Return the material word for word. Do not include the pictures.

[Dataset records start]

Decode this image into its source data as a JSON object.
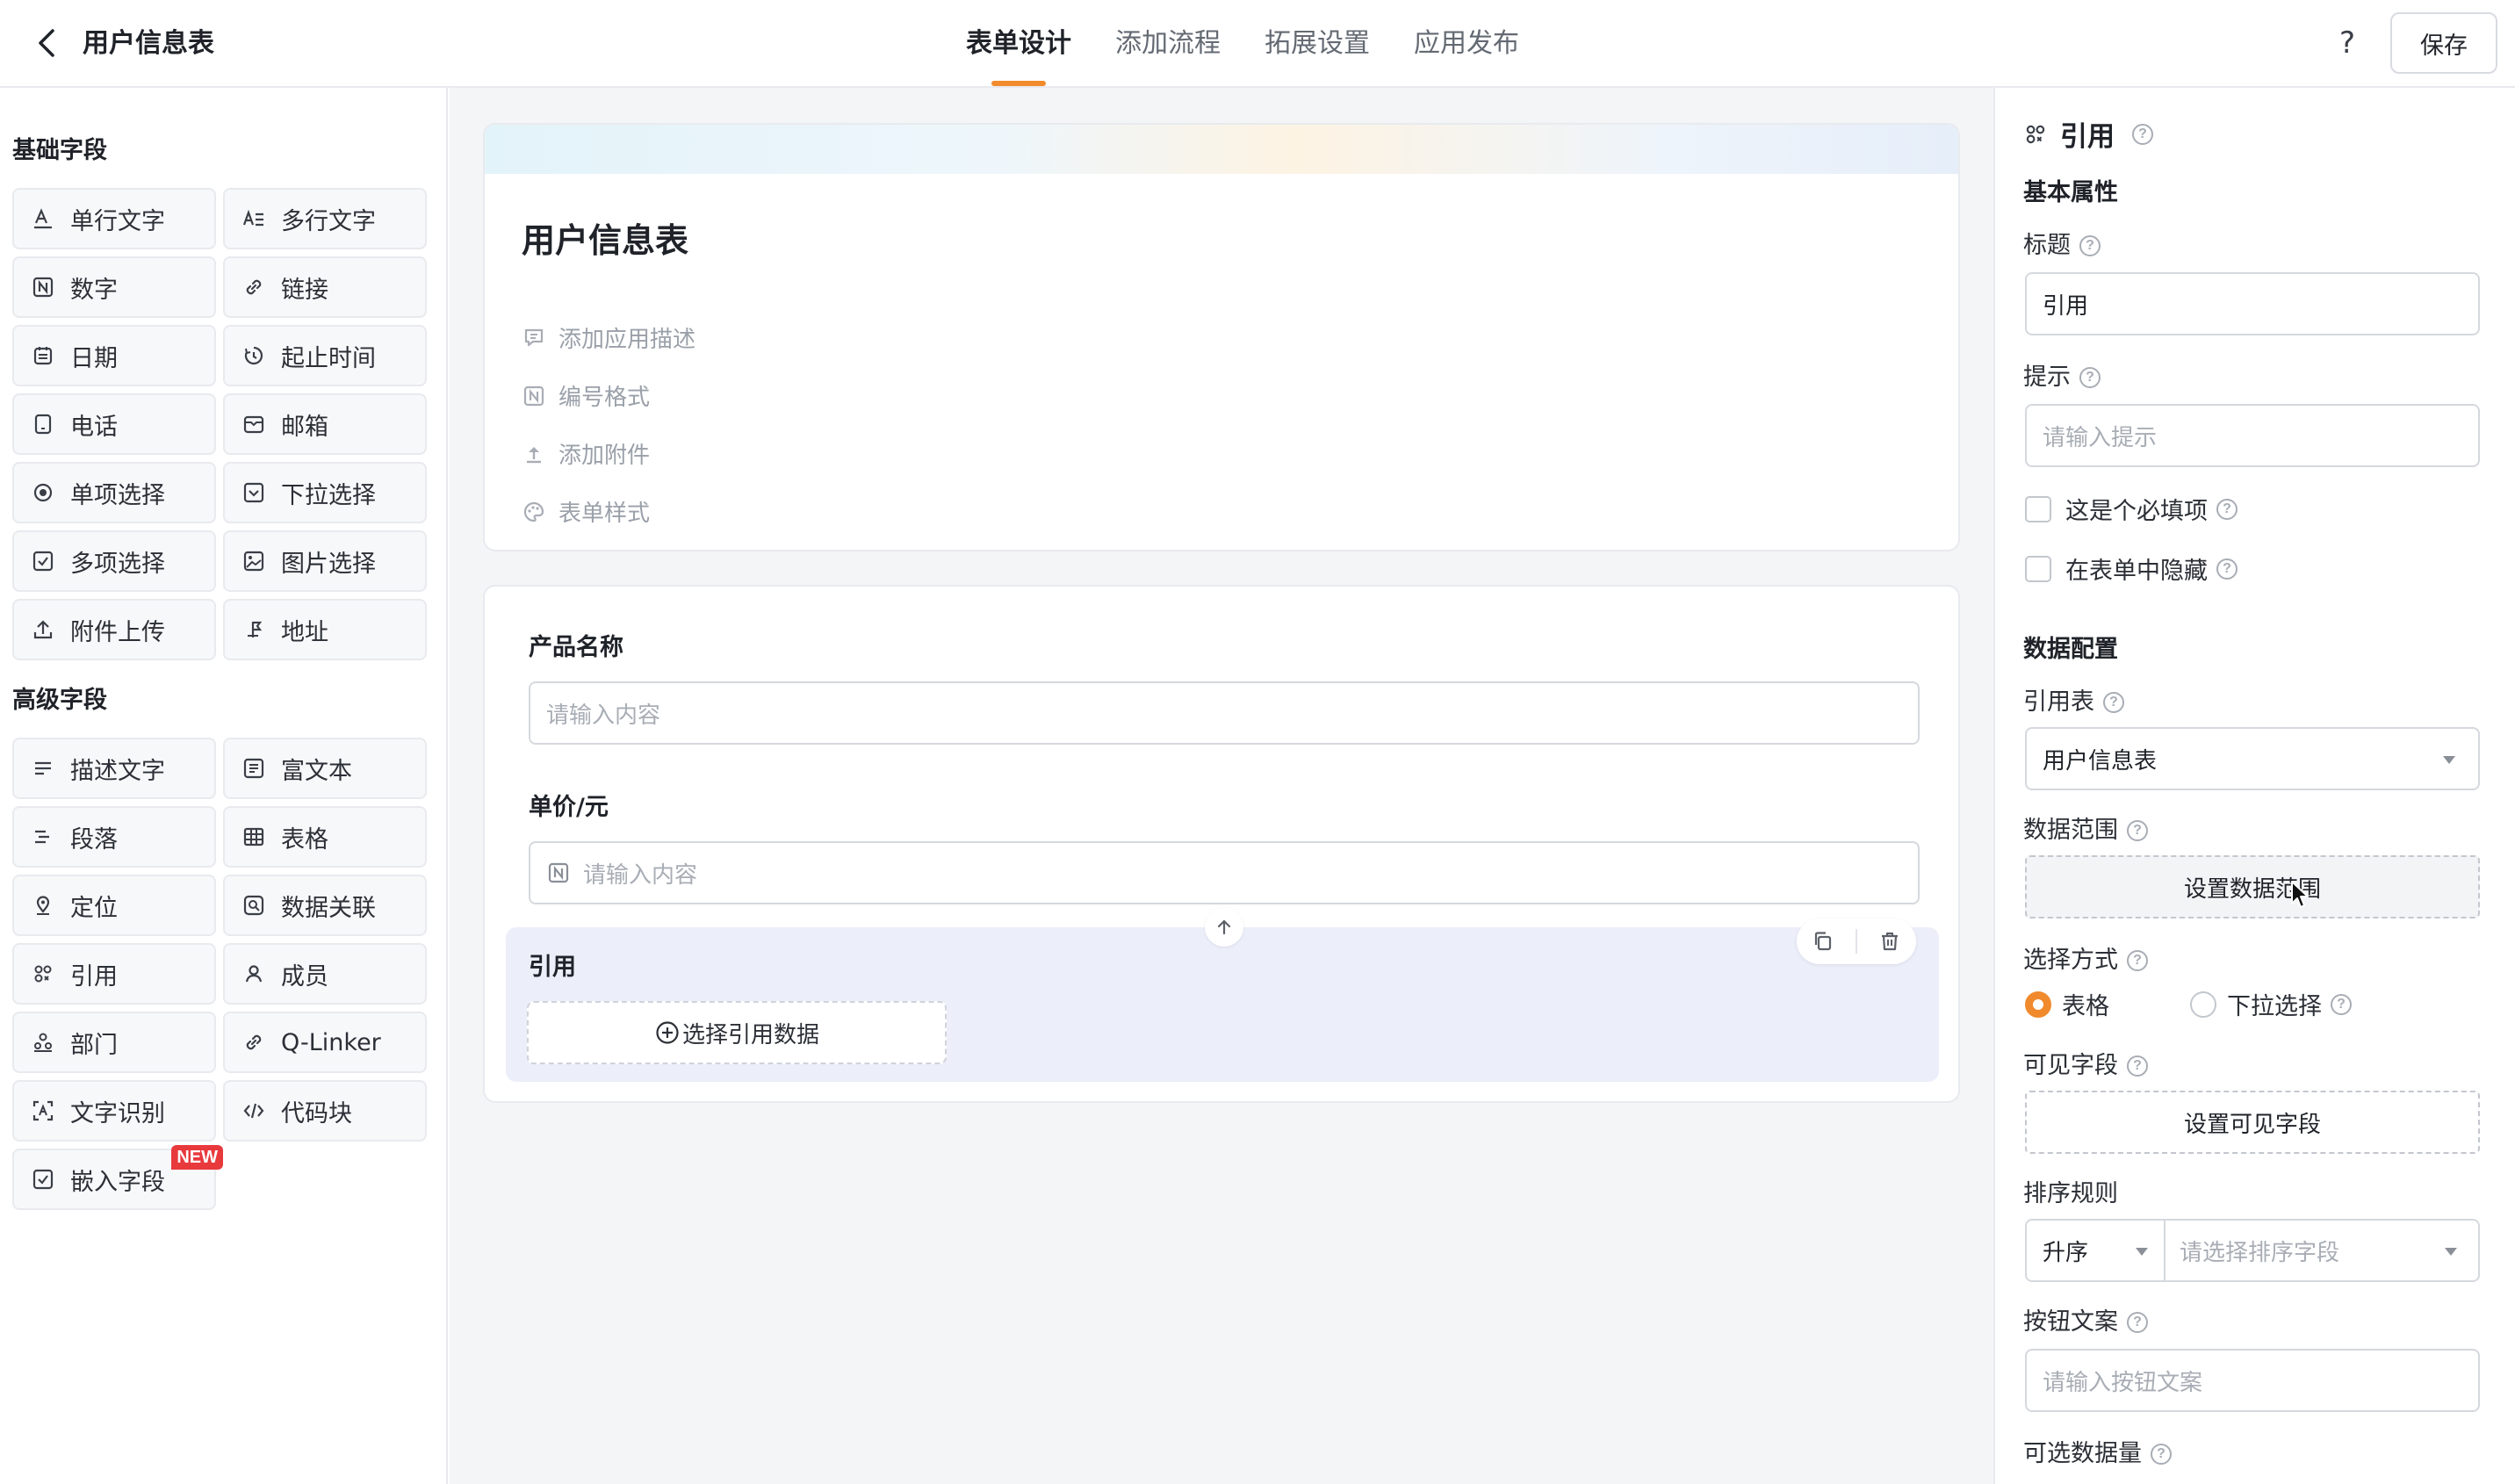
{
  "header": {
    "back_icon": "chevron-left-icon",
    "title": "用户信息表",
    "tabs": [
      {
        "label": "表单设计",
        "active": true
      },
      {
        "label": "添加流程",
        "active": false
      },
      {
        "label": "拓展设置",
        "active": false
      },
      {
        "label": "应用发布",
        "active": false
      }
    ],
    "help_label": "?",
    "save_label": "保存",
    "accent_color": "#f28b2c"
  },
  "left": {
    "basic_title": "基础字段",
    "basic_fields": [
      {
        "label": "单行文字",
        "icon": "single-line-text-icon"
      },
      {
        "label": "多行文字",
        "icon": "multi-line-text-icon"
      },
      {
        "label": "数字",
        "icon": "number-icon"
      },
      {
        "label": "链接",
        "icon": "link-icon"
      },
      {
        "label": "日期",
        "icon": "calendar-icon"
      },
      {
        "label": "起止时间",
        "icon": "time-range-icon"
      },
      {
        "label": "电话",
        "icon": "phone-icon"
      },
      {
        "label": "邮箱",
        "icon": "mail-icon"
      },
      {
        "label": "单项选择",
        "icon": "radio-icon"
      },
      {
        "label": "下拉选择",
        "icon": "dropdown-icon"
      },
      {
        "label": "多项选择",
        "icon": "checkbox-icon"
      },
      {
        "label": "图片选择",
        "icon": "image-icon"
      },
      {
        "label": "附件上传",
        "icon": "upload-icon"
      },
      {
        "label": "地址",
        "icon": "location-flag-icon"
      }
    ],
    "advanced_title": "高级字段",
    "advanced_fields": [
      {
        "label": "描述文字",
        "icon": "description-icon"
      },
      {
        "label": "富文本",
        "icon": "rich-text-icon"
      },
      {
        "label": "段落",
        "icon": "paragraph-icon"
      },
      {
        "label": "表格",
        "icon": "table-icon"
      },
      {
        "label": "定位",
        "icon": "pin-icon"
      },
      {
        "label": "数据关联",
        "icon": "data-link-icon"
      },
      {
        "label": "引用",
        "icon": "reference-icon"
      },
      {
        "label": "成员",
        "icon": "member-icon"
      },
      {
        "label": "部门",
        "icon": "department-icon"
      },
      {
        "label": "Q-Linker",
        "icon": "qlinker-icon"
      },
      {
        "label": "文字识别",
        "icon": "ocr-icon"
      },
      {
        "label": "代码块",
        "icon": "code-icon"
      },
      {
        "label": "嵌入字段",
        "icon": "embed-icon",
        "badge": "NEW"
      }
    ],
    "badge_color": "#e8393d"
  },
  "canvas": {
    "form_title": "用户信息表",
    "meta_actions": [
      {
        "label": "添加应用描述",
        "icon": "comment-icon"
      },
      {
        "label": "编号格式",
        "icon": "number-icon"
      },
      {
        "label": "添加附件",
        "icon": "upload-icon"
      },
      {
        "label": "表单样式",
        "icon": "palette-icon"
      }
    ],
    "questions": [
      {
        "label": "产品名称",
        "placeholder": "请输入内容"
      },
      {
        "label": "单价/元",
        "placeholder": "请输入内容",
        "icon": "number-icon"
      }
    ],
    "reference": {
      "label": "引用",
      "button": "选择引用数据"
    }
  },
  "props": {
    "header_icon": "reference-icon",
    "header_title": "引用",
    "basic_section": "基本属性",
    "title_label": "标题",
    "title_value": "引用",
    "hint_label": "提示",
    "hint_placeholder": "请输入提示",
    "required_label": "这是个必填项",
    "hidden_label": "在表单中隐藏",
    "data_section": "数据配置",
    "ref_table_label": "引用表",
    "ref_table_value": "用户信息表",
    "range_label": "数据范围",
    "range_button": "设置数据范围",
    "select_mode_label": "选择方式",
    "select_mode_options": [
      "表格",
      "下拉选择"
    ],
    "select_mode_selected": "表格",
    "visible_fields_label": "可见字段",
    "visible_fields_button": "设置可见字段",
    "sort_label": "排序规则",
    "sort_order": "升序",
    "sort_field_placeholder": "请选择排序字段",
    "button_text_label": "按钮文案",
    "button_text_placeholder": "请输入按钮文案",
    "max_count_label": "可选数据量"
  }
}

[Dataset records end]

• Result
Decode this image into its source data as a JSON object.
{
  "header": {
    "back_icon": "chevron-left-icon",
    "title": "用户信息表",
    "tabs": [
      {
        "label": "表单设计",
        "active": true
      },
      {
        "label": "添加流程",
        "active": false
      },
      {
        "label": "拓展设置",
        "active": false
      },
      {
        "label": "应用发布",
        "active": false
      }
    ],
    "help_label": "?",
    "save_label": "保存",
    "accent_color": "#f28b2c"
  },
  "left": {
    "basic_title": "基础字段",
    "basic_fields": [
      {
        "label": "单行文字",
        "icon": "single-line-text-icon"
      },
      {
        "label": "多行文字",
        "icon": "multi-line-text-icon"
      },
      {
        "label": "数字",
        "icon": "number-icon"
      },
      {
        "label": "链接",
        "icon": "link-icon"
      },
      {
        "label": "日期",
        "icon": "calendar-icon"
      },
      {
        "label": "起止时间",
        "icon": "time-range-icon"
      },
      {
        "label": "电话",
        "icon": "phone-icon"
      },
      {
        "label": "邮箱",
        "icon": "mail-icon"
      },
      {
        "label": "单项选择",
        "icon": "radio-icon"
      },
      {
        "label": "下拉选择",
        "icon": "dropdown-icon"
      },
      {
        "label": "多项选择",
        "icon": "checkbox-icon"
      },
      {
        "label": "图片选择",
        "icon": "image-icon"
      },
      {
        "label": "附件上传",
        "icon": "upload-icon"
      },
      {
        "label": "地址",
        "icon": "location-flag-icon"
      }
    ],
    "advanced_title": "高级字段",
    "advanced_fields": [
      {
        "label": "描述文字",
        "icon": "description-icon"
      },
      {
        "label": "富文本",
        "icon": "rich-text-icon"
      },
      {
        "label": "段落",
        "icon": "paragraph-icon"
      },
      {
        "label": "表格",
        "icon": "table-icon"
      },
      {
        "label": "定位",
        "icon": "pin-icon"
      },
      {
        "label": "数据关联",
        "icon": "data-link-icon"
      },
      {
        "label": "引用",
        "icon": "reference-icon"
      },
      {
        "label": "成员",
        "icon": "member-icon"
      },
      {
        "label": "部门",
        "icon": "department-icon"
      },
      {
        "label": "Q-Linker",
        "icon": "qlinker-icon"
      },
      {
        "label": "文字识别",
        "icon": "ocr-icon"
      },
      {
        "label": "代码块",
        "icon": "code-icon"
      },
      {
        "label": "嵌入字段",
        "icon": "embed-icon",
        "badge": "NEW"
      }
    ],
    "badge_color": "#e8393d"
  },
  "canvas": {
    "form_title": "用户信息表",
    "meta_actions": [
      {
        "label": "添加应用描述",
        "icon": "comment-icon"
      },
      {
        "label": "编号格式",
        "icon": "number-icon"
      },
      {
        "label": "添加附件",
        "icon": "upload-icon"
      },
      {
        "label": "表单样式",
        "icon": "palette-icon"
      }
    ],
    "questions": [
      {
        "label": "产品名称",
        "placeholder": "请输入内容"
      },
      {
        "label": "单价/元",
        "placeholder": "请输入内容",
        "icon": "number-icon"
      }
    ],
    "reference": {
      "label": "引用",
      "button": "选择引用数据"
    }
  },
  "props": {
    "header_icon": "reference-icon",
    "header_title": "引用",
    "basic_section": "基本属性",
    "title_label": "标题",
    "title_value": "引用",
    "hint_label": "提示",
    "hint_placeholder": "请输入提示",
    "required_label": "这是个必填项",
    "hidden_label": "在表单中隐藏",
    "data_section": "数据配置",
    "ref_table_label": "引用表",
    "ref_table_value": "用户信息表",
    "range_label": "数据范围",
    "range_button": "设置数据范围",
    "select_mode_label": "选择方式",
    "select_mode_options": [
      "表格",
      "下拉选择"
    ],
    "select_mode_selected": "表格",
    "visible_fields_label": "可见字段",
    "visible_fields_button": "设置可见字段",
    "sort_label": "排序规则",
    "sort_order": "升序",
    "sort_field_placeholder": "请选择排序字段",
    "button_text_label": "按钮文案",
    "button_text_placeholder": "请输入按钮文案",
    "max_count_label": "可选数据量"
  }
}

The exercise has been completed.